■ Records shown
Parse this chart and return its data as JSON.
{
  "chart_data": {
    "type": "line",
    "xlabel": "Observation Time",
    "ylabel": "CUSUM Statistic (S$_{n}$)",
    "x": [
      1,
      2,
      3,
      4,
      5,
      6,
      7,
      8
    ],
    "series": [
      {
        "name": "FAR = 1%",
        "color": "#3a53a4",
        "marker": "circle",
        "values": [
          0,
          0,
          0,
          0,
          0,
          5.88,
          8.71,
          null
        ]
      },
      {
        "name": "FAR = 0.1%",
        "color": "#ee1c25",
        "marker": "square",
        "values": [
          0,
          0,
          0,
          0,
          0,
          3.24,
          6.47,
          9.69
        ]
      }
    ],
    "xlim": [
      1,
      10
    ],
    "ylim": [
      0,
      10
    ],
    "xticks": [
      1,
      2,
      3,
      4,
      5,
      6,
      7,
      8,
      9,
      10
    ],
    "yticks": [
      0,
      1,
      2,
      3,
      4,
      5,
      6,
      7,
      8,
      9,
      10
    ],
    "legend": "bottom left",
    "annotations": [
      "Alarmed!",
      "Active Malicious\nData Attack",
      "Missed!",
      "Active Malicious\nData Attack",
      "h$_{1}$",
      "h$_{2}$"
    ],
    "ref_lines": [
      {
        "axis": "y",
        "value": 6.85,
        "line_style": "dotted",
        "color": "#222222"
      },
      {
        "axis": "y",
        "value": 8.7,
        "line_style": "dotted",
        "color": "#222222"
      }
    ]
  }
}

■ The problem
Pick out each line in the material containing "color".

■ Solved problem
        "color": "#3a53a4",
        "color": "#ee1c25",
        "color": "#222222"
        "color": "#222222"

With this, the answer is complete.